Given task
Extract every line of the material that holds the string "tantôt".

Source data
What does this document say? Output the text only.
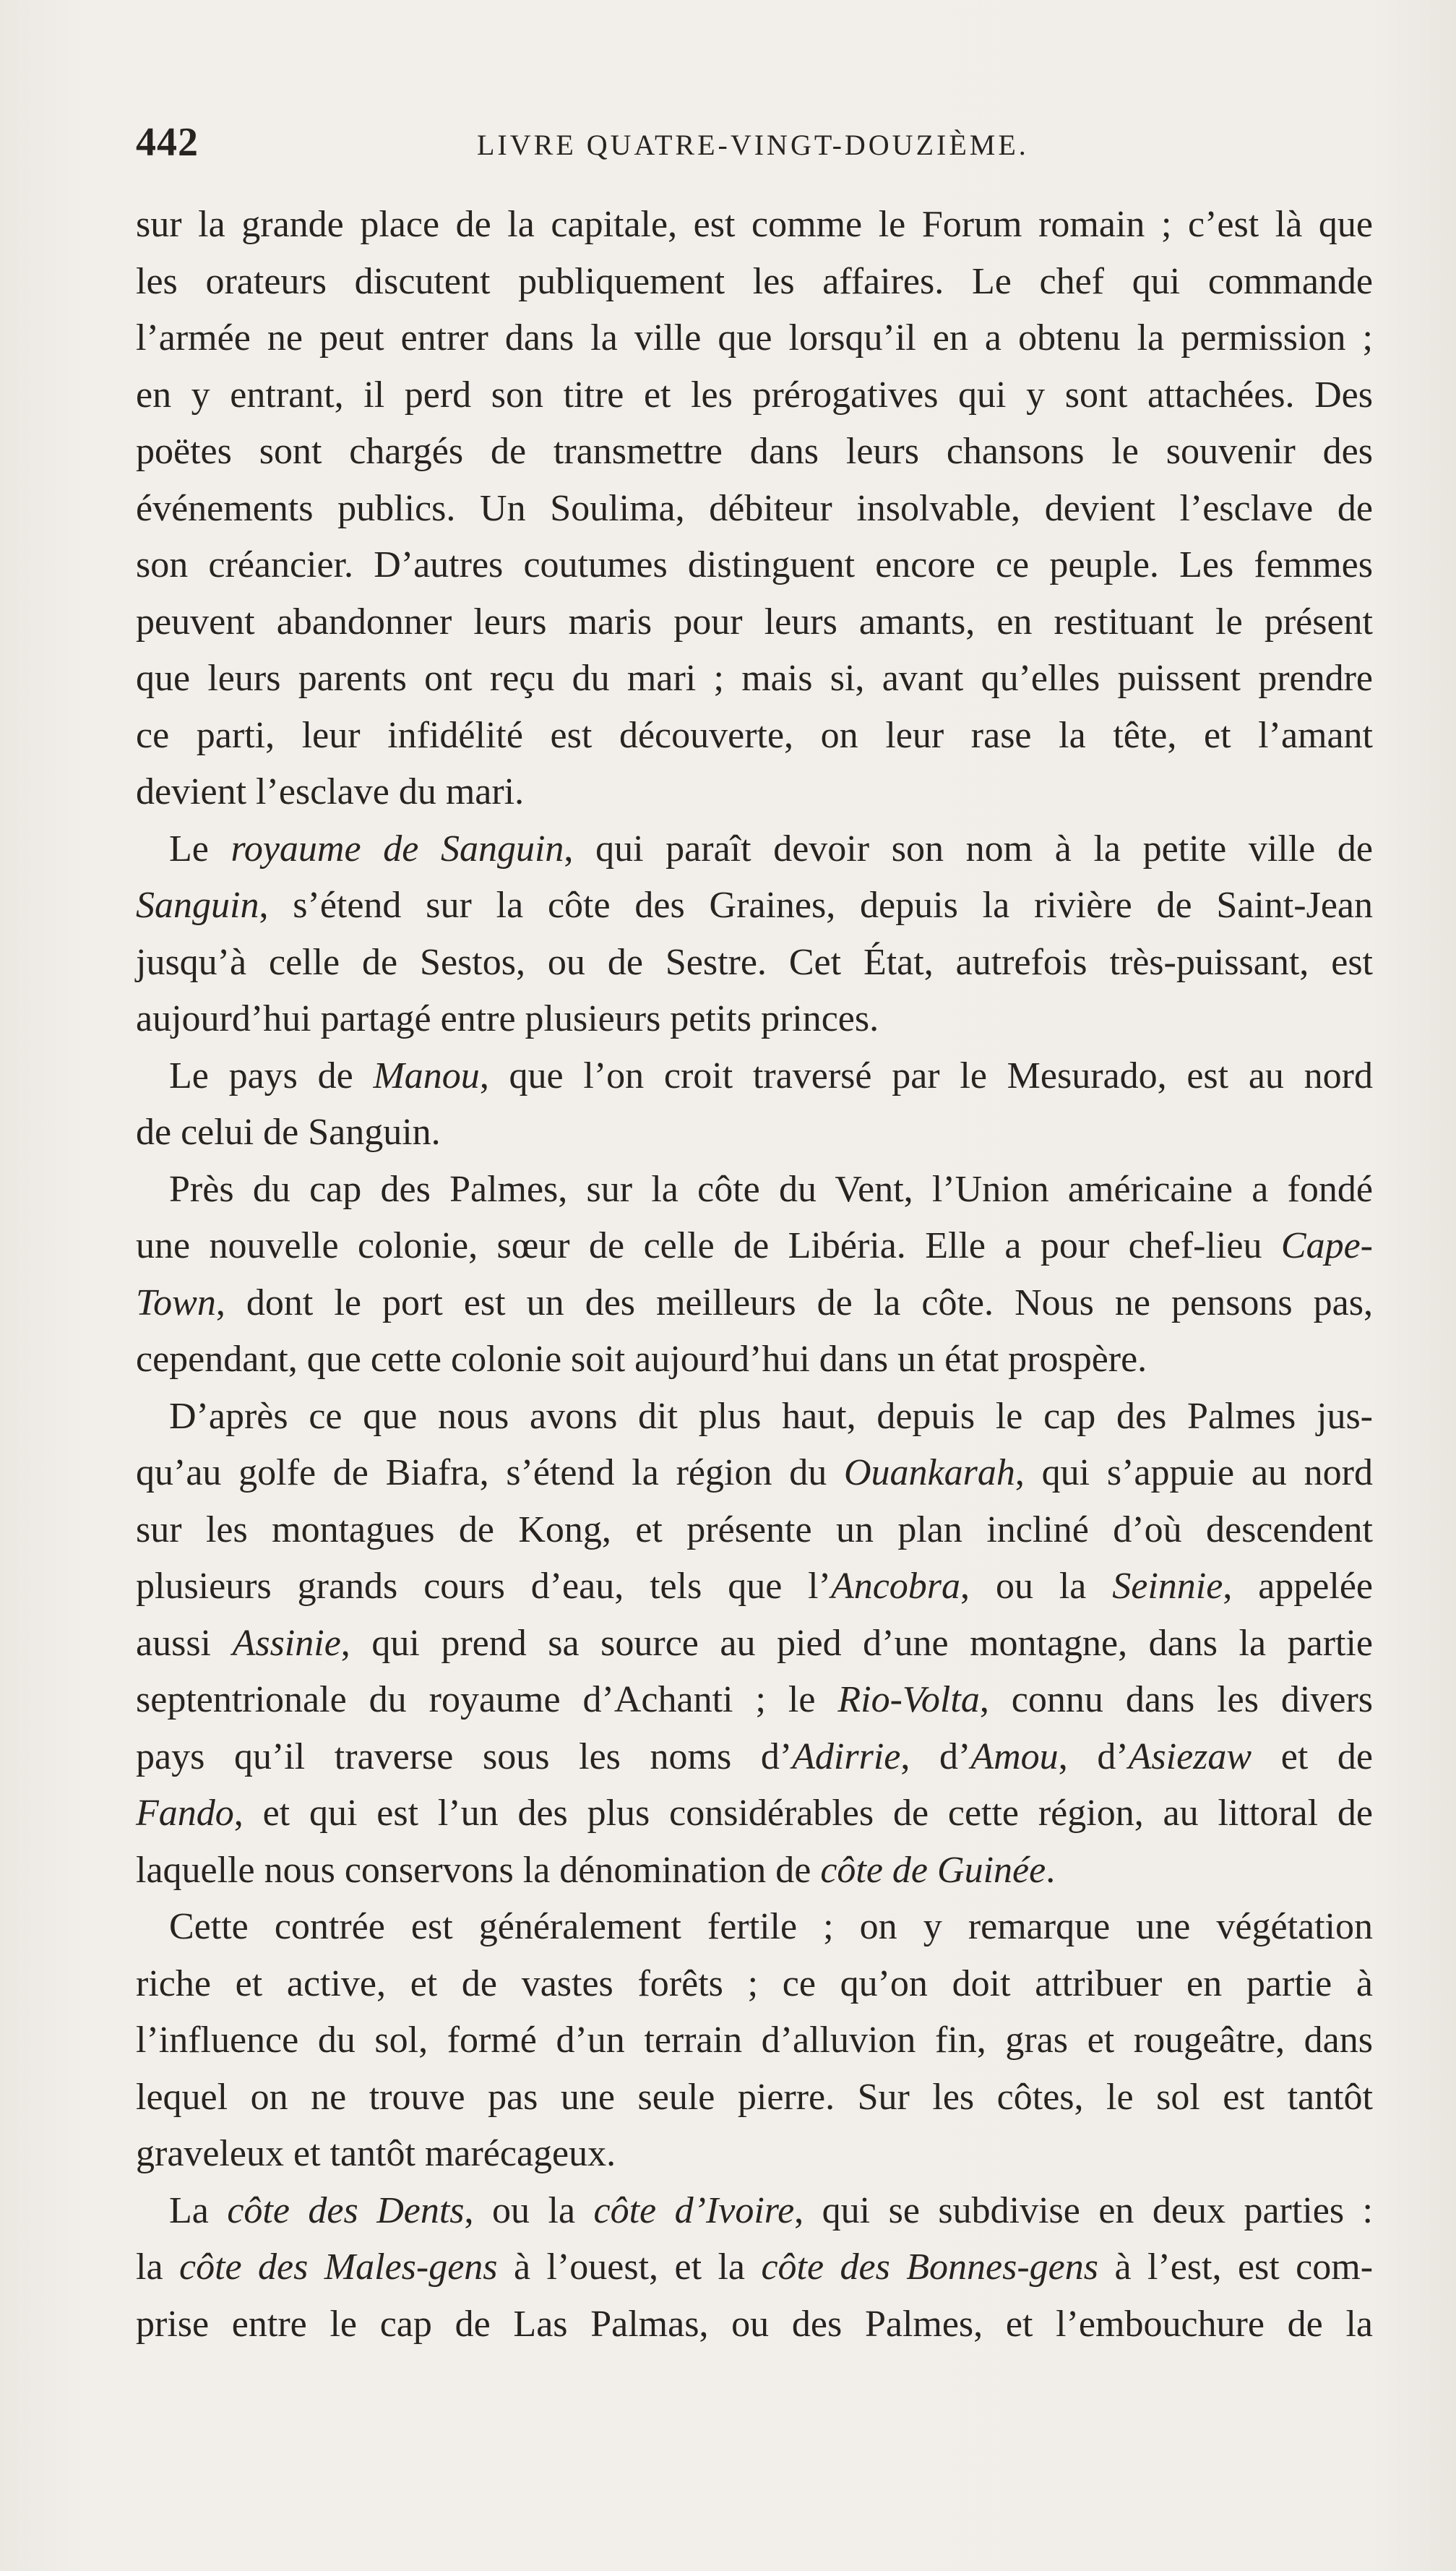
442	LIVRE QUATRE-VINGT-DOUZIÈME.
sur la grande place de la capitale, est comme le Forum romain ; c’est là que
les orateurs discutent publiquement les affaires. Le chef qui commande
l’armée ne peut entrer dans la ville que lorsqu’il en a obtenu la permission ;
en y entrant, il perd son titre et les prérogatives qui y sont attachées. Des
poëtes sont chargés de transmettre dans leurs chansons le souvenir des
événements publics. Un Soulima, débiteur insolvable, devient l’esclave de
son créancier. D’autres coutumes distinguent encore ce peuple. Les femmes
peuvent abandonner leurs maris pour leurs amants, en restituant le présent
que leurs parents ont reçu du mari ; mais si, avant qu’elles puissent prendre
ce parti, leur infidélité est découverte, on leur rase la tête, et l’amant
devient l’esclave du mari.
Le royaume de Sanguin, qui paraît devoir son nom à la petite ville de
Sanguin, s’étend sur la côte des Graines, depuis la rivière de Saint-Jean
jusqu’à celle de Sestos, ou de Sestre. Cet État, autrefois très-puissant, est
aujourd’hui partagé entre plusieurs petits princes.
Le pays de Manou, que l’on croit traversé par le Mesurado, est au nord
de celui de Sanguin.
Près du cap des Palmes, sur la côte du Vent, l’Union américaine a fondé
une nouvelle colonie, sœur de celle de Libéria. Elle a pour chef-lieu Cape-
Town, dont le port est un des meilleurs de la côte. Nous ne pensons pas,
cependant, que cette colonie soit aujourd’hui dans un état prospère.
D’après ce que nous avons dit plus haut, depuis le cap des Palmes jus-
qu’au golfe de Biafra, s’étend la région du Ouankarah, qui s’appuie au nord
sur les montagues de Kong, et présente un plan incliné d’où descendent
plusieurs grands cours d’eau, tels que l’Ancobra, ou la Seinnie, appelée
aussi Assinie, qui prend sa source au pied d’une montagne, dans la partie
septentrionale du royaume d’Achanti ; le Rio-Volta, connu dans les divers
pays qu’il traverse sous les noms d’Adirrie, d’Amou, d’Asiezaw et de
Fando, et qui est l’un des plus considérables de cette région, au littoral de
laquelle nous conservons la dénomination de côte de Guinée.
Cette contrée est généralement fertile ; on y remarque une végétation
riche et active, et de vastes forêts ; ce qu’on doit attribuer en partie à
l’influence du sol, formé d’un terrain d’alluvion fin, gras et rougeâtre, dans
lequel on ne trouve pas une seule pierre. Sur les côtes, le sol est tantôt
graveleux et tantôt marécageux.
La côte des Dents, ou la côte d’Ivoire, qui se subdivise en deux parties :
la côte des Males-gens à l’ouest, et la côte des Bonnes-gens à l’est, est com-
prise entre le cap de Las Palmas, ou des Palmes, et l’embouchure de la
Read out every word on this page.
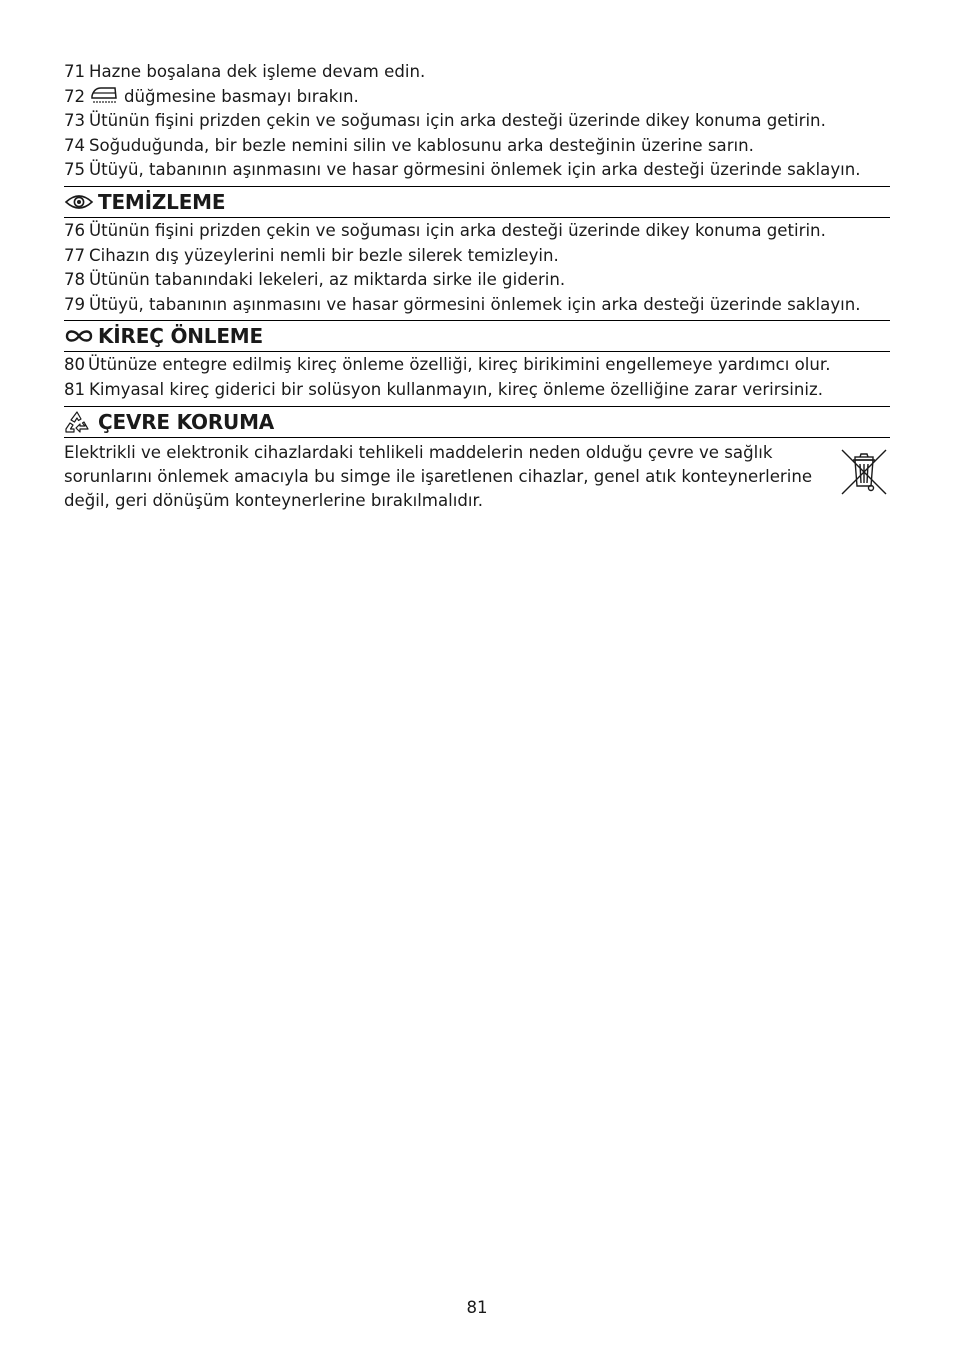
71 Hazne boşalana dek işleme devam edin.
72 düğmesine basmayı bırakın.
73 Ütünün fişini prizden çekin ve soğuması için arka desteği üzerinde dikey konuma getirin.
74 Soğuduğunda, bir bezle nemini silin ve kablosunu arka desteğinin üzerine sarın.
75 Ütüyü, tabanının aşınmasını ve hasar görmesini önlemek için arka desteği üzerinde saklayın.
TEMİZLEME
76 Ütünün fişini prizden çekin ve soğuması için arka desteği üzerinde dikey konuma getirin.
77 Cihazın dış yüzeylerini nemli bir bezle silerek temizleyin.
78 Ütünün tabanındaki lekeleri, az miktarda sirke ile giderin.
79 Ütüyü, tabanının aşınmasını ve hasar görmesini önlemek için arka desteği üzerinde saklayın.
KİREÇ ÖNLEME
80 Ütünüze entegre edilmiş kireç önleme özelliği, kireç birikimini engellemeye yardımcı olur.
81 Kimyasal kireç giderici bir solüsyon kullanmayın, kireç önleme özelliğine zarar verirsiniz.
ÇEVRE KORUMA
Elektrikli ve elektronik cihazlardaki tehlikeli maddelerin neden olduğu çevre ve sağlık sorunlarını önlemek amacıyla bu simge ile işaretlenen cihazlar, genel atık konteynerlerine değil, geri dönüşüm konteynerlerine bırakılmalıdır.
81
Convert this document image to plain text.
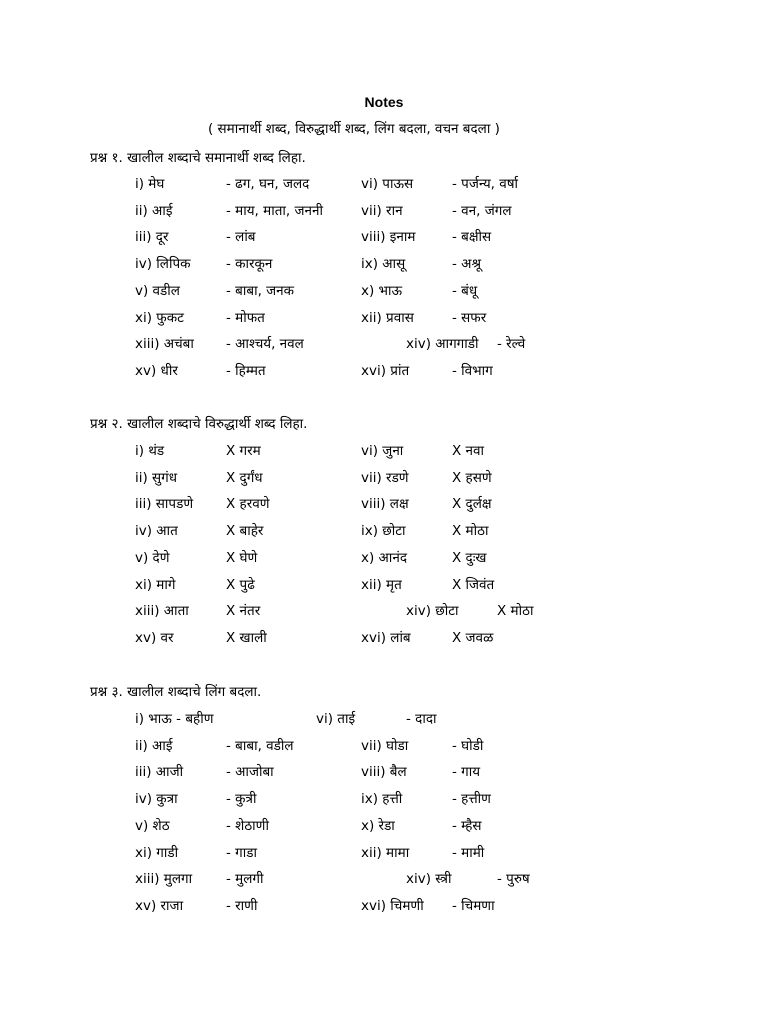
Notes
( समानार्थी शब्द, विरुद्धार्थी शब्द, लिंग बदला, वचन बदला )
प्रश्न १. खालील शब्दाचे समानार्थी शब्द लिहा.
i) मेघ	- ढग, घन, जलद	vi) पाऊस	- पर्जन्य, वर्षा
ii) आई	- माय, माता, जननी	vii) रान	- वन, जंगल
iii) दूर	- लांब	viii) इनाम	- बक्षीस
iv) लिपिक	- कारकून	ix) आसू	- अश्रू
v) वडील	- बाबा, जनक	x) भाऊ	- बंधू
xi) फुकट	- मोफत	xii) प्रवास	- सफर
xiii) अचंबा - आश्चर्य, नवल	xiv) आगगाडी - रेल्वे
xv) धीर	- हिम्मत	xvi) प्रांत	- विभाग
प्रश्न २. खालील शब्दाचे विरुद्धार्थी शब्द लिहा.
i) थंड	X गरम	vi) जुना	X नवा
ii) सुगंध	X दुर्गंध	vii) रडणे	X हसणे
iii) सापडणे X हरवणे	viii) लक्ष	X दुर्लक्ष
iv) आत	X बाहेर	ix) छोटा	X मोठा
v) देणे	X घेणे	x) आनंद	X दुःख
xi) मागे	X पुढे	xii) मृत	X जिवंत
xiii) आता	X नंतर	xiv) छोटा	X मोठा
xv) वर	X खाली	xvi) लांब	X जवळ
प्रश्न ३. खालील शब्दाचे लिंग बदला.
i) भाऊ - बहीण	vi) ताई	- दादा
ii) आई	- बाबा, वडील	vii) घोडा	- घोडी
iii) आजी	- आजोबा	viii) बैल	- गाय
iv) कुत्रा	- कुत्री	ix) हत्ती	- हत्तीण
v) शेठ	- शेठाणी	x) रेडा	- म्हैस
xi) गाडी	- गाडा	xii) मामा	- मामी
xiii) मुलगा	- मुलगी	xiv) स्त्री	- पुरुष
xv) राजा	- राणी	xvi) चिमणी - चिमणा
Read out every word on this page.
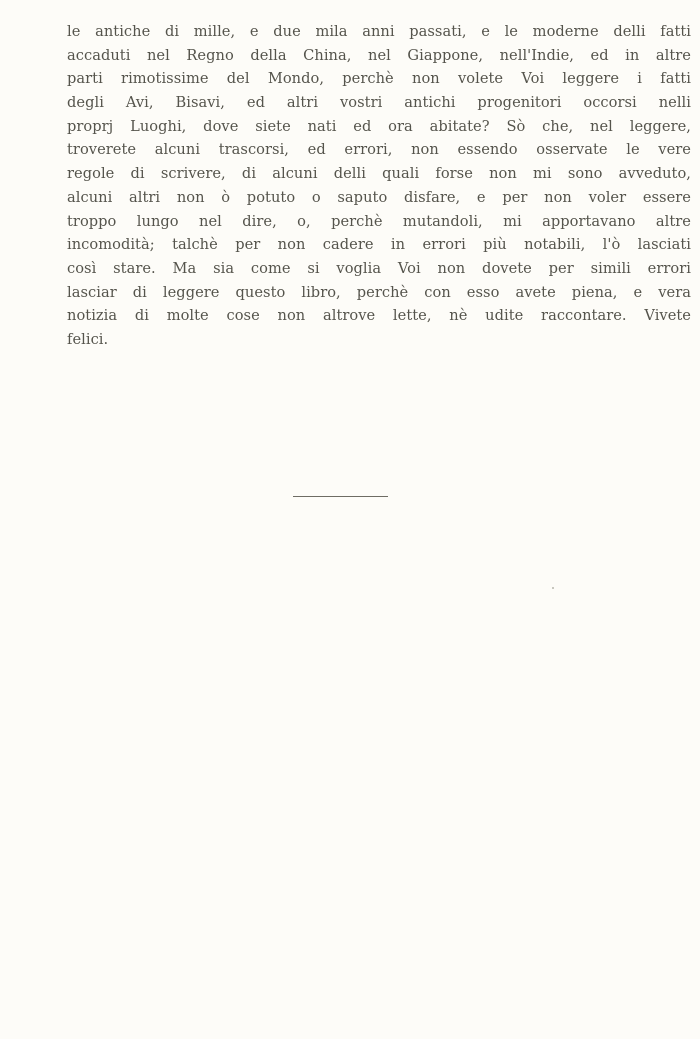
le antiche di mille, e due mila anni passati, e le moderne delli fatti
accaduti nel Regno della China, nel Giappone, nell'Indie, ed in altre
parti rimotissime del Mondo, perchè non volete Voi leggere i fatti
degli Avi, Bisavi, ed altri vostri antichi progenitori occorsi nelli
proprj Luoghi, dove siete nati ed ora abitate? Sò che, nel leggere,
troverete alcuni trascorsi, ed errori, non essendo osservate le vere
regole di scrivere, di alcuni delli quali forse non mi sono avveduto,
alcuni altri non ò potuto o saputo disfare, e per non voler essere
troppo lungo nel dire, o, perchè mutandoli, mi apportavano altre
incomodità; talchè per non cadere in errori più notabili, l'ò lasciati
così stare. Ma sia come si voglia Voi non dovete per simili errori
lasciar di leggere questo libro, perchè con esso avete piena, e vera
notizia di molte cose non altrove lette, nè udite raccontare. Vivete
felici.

Result
lequel on ne trouve pas une seule pierre. Sur les côtes, le sol est tantôt
graveleux et tantôt marécageux.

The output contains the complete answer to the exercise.